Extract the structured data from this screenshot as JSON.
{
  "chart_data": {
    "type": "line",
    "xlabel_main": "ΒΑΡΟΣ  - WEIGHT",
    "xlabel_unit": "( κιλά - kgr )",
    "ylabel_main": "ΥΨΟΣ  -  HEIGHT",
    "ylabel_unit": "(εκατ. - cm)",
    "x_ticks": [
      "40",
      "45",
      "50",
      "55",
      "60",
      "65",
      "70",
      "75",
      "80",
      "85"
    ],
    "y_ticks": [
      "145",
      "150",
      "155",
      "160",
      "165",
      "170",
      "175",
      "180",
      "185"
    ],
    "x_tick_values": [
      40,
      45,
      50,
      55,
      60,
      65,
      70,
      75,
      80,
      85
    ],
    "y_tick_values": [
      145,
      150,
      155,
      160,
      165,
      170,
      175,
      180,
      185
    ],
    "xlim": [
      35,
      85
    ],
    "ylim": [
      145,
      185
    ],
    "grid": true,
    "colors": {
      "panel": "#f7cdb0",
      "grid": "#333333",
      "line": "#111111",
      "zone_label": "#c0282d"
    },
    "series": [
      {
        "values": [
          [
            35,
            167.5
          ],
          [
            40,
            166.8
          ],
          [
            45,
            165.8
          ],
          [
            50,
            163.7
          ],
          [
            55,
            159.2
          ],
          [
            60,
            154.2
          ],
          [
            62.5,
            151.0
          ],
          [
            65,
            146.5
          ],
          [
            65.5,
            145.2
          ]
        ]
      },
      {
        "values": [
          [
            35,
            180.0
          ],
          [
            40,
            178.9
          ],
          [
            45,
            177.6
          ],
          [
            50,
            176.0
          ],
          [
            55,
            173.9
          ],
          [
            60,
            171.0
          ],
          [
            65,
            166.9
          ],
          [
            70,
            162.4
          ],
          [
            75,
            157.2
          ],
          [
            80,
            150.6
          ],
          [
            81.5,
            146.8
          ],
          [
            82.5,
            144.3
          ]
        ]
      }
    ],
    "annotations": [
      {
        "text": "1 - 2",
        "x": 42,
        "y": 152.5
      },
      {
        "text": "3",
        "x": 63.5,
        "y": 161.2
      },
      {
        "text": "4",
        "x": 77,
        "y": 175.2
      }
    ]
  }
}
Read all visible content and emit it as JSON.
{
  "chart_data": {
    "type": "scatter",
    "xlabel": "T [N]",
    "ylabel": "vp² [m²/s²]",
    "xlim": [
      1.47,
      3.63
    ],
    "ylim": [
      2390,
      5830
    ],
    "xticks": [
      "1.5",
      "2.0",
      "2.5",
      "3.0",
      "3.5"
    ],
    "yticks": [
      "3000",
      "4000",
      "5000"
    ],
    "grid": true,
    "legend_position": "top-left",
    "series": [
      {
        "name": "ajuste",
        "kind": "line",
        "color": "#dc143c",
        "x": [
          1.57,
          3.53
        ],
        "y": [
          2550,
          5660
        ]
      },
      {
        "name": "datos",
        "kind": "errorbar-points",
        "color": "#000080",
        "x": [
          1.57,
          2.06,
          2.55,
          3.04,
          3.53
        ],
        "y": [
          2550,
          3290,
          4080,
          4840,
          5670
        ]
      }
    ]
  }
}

__TASK REQUIREMENTS__.
Each record above must be given again exactly.

__RESULT BELOW__.
Extract the structured data from this screenshot as JSON.
{
  "chart_data": {
    "type": "line",
    "xlabel_main": "ΒΑΡΟΣ  - WEIGHT",
    "xlabel_unit": "( κιλά - kgr )",
    "ylabel_main": "ΥΨΟΣ  -  HEIGHT",
    "ylabel_unit": "(εκατ. - cm)",
    "x_ticks": [
      "40",
      "45",
      "50",
      "55",
      "60",
      "65",
      "70",
      "75",
      "80",
      "85"
    ],
    "y_ticks": [
      "145",
      "150",
      "155",
      "160",
      "165",
      "170",
      "175",
      "180",
      "185"
    ],
    "x_tick_values": [
      40,
      45,
      50,
      55,
      60,
      65,
      70,
      75,
      80,
      85
    ],
    "y_tick_values": [
      145,
      150,
      155,
      160,
      165,
      170,
      175,
      180,
      185
    ],
    "xlim": [
      35,
      85
    ],
    "ylim": [
      145,
      185
    ],
    "grid": true,
    "colors": {
      "panel": "#f7cdb0",
      "grid": "#333333",
      "line": "#111111",
      "zone_label": "#c0282d"
    },
    "series": [
      {
        "values": [
          [
            35,
            167.5
          ],
          [
            40,
            166.8
          ],
          [
            45,
            165.8
          ],
          [
            50,
            163.7
          ],
          [
            55,
            159.2
          ],
          [
            60,
            154.2
          ],
          [
            62.5,
            151.0
          ],
          [
            65,
            146.5
          ],
          [
            65.5,
            145.2
          ]
        ]
      },
      {
        "values": [
          [
            35,
            180.0
          ],
          [
            40,
            178.9
          ],
          [
            45,
            177.6
          ],
          [
            50,
            176.0
          ],
          [
            55,
            173.9
          ],
          [
            60,
            171.0
          ],
          [
            65,
            166.9
          ],
          [
            70,
            162.4
          ],
          [
            75,
            157.2
          ],
          [
            80,
            150.6
          ],
          [
            81.5,
            146.8
          ],
          [
            82.5,
            144.3
          ]
        ]
      }
    ],
    "annotations": [
      {
        "text": "1 - 2",
        "x": 42,
        "y": 152.5
      },
      {
        "text": "3",
        "x": 63.5,
        "y": 161.2
      },
      {
        "text": "4",
        "x": 77,
        "y": 175.2
      }
    ]
  }
}
Read all visible content and emit it as JSON.
{
  "chart_data": {
    "type": "scatter",
    "xlabel": "T [N]",
    "ylabel": "vp² [m²/s²]",
    "xlim": [
      1.47,
      3.63
    ],
    "ylim": [
      2390,
      5830
    ],
    "xticks": [
      "1.5",
      "2.0",
      "2.5",
      "3.0",
      "3.5"
    ],
    "yticks": [
      "3000",
      "4000",
      "5000"
    ],
    "grid": true,
    "legend_position": "top-left",
    "series": [
      {
        "name": "ajuste",
        "kind": "line",
        "color": "#dc143c",
        "x": [
          1.57,
          3.53
        ],
        "y": [
          2550,
          5660
        ]
      },
      {
        "name": "datos",
        "kind": "errorbar-points",
        "color": "#000080",
        "x": [
          1.57,
          2.06,
          2.55,
          3.04,
          3.53
        ],
        "y": [
          2550,
          3290,
          4080,
          4840,
          5670
        ]
      }
    ]
  }
}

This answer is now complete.